-- start of Supplied material --

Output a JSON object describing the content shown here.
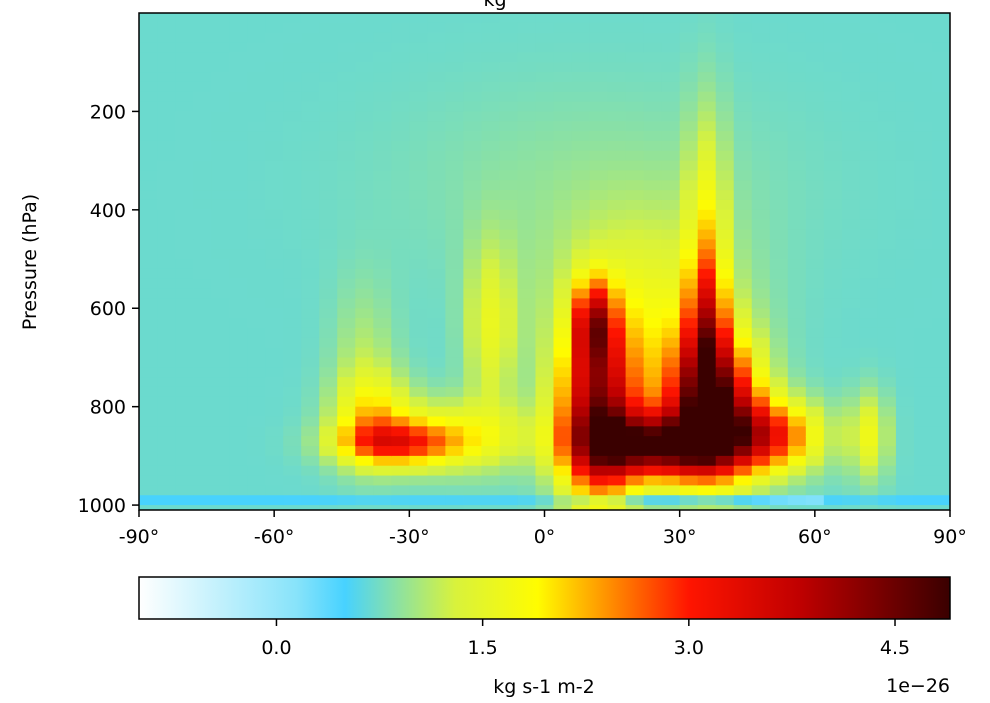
{
  "chart_data": {
    "type": "heatmap",
    "title": "kg",
    "xlabel": "",
    "ylabel": "Pressure (hPa)",
    "x_ticks": [
      "-90°",
      "-60°",
      "-30°",
      "0°",
      "30°",
      "60°",
      "90°"
    ],
    "x_tick_values": [
      -90,
      -60,
      -30,
      0,
      30,
      60,
      90
    ],
    "y_ticks": [
      "200",
      "400",
      "600",
      "800",
      "1000"
    ],
    "y_tick_values": [
      200,
      400,
      600,
      800,
      1000
    ],
    "xlim": [
      -90,
      90
    ],
    "ylim": [
      1010,
      0
    ],
    "x_step": 4,
    "y_step": 20,
    "background_value": 0.7,
    "features": [
      {
        "lat": 12,
        "p": 820,
        "wlat": 6,
        "wp": 120,
        "amp": 3.3
      },
      {
        "lat": 11,
        "p": 630,
        "wlat": 3,
        "wp": 60,
        "amp": 2.2
      },
      {
        "lat": 25,
        "p": 880,
        "wlat": 11,
        "wp": 45,
        "amp": 3.4
      },
      {
        "lat": 37,
        "p": 800,
        "wlat": 7,
        "wp": 95,
        "amp": 3.8
      },
      {
        "lat": 36,
        "p": 650,
        "wlat": 3,
        "wp": 110,
        "amp": 1.9
      },
      {
        "lat": 36,
        "p": 430,
        "wlat": 3,
        "wp": 160,
        "amp": 0.8
      },
      {
        "lat": 50,
        "p": 860,
        "wlat": 8,
        "wp": 50,
        "amp": 2.1
      },
      {
        "lat": 22,
        "p": 620,
        "wlat": 14,
        "wp": 140,
        "amp": 0.9
      },
      {
        "lat": -33,
        "p": 875,
        "wlat": 9,
        "wp": 30,
        "amp": 1.7
      },
      {
        "lat": -38,
        "p": 820,
        "wlat": 6,
        "wp": 60,
        "amp": 1.0
      },
      {
        "lat": -20,
        "p": 860,
        "wlat": 12,
        "wp": 50,
        "amp": 1.0
      },
      {
        "lat": -12,
        "p": 640,
        "wlat": 4,
        "wp": 120,
        "amp": 0.8
      },
      {
        "lat": -40,
        "p": 720,
        "wlat": 5,
        "wp": 120,
        "amp": 0.4
      },
      {
        "lat": 72,
        "p": 860,
        "wlat": 3,
        "wp": 60,
        "amp": 0.9
      },
      {
        "lat": 10,
        "p": 350,
        "wlat": 30,
        "wp": 150,
        "amp": 0.2
      }
    ],
    "surface_band": {
      "p_top": 985,
      "p_bottom": 1005,
      "lat_from": 5,
      "lat_to": 60,
      "amp": -0.55
    },
    "colorbar": {
      "label": "kg s-1 m-2",
      "tick_labels": [
        "0.0",
        "1.5",
        "3.0",
        "4.5"
      ],
      "tick_values": [
        0.0,
        1.5,
        3.0,
        4.5
      ],
      "range": [
        -1.0,
        4.9
      ],
      "offset_text": "1e−26",
      "colormap": [
        {
          "v": -1.0,
          "color": "#ffffff"
        },
        {
          "v": 0.15,
          "color": "#87e3fa"
        },
        {
          "v": 0.5,
          "color": "#47d2ff"
        },
        {
          "v": 1.3,
          "color": "#d8f23c"
        },
        {
          "v": 1.9,
          "color": "#fffc00"
        },
        {
          "v": 3.0,
          "color": "#ff1500"
        },
        {
          "v": 3.8,
          "color": "#c00000"
        },
        {
          "v": 4.9,
          "color": "#3a0000"
        }
      ]
    }
  }
}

-- end of Supplied material --

Task details: Return all of the entries exactly as written, but drop any pictures they hold.

Solved problem:
Output a JSON object describing the content shown here.
{
  "chart_data": {
    "type": "heatmap",
    "title": "kg",
    "xlabel": "",
    "ylabel": "Pressure (hPa)",
    "x_ticks": [
      "-90°",
      "-60°",
      "-30°",
      "0°",
      "30°",
      "60°",
      "90°"
    ],
    "x_tick_values": [
      -90,
      -60,
      -30,
      0,
      30,
      60,
      90
    ],
    "y_ticks": [
      "200",
      "400",
      "600",
      "800",
      "1000"
    ],
    "y_tick_values": [
      200,
      400,
      600,
      800,
      1000
    ],
    "xlim": [
      -90,
      90
    ],
    "ylim": [
      1010,
      0
    ],
    "x_step": 4,
    "y_step": 20,
    "background_value": 0.7,
    "features": [
      {
        "lat": 12,
        "p": 820,
        "wlat": 6,
        "wp": 120,
        "amp": 3.3
      },
      {
        "lat": 11,
        "p": 630,
        "wlat": 3,
        "wp": 60,
        "amp": 2.2
      },
      {
        "lat": 25,
        "p": 880,
        "wlat": 11,
        "wp": 45,
        "amp": 3.4
      },
      {
        "lat": 37,
        "p": 800,
        "wlat": 7,
        "wp": 95,
        "amp": 3.8
      },
      {
        "lat": 36,
        "p": 650,
        "wlat": 3,
        "wp": 110,
        "amp": 1.9
      },
      {
        "lat": 36,
        "p": 430,
        "wlat": 3,
        "wp": 160,
        "amp": 0.8
      },
      {
        "lat": 50,
        "p": 860,
        "wlat": 8,
        "wp": 50,
        "amp": 2.1
      },
      {
        "lat": 22,
        "p": 620,
        "wlat": 14,
        "wp": 140,
        "amp": 0.9
      },
      {
        "lat": -33,
        "p": 875,
        "wlat": 9,
        "wp": 30,
        "amp": 1.7
      },
      {
        "lat": -38,
        "p": 820,
        "wlat": 6,
        "wp": 60,
        "amp": 1.0
      },
      {
        "lat": -20,
        "p": 860,
        "wlat": 12,
        "wp": 50,
        "amp": 1.0
      },
      {
        "lat": -12,
        "p": 640,
        "wlat": 4,
        "wp": 120,
        "amp": 0.8
      },
      {
        "lat": -40,
        "p": 720,
        "wlat": 5,
        "wp": 120,
        "amp": 0.4
      },
      {
        "lat": 72,
        "p": 860,
        "wlat": 3,
        "wp": 60,
        "amp": 0.9
      },
      {
        "lat": 10,
        "p": 350,
        "wlat": 30,
        "wp": 150,
        "amp": 0.2
      }
    ],
    "surface_band": {
      "p_top": 985,
      "p_bottom": 1005,
      "lat_from": 5,
      "lat_to": 60,
      "amp": -0.55
    },
    "colorbar": {
      "label": "kg s-1 m-2",
      "tick_labels": [
        "0.0",
        "1.5",
        "3.0",
        "4.5"
      ],
      "tick_values": [
        0.0,
        1.5,
        3.0,
        4.5
      ],
      "range": [
        -1.0,
        4.9
      ],
      "offset_text": "1e−26",
      "colormap": [
        {
          "v": -1.0,
          "color": "#ffffff"
        },
        {
          "v": 0.15,
          "color": "#87e3fa"
        },
        {
          "v": 0.5,
          "color": "#47d2ff"
        },
        {
          "v": 1.3,
          "color": "#d8f23c"
        },
        {
          "v": 1.9,
          "color": "#fffc00"
        },
        {
          "v": 3.0,
          "color": "#ff1500"
        },
        {
          "v": 3.8,
          "color": "#c00000"
        },
        {
          "v": 4.9,
          "color": "#3a0000"
        }
      ]
    }
  }
}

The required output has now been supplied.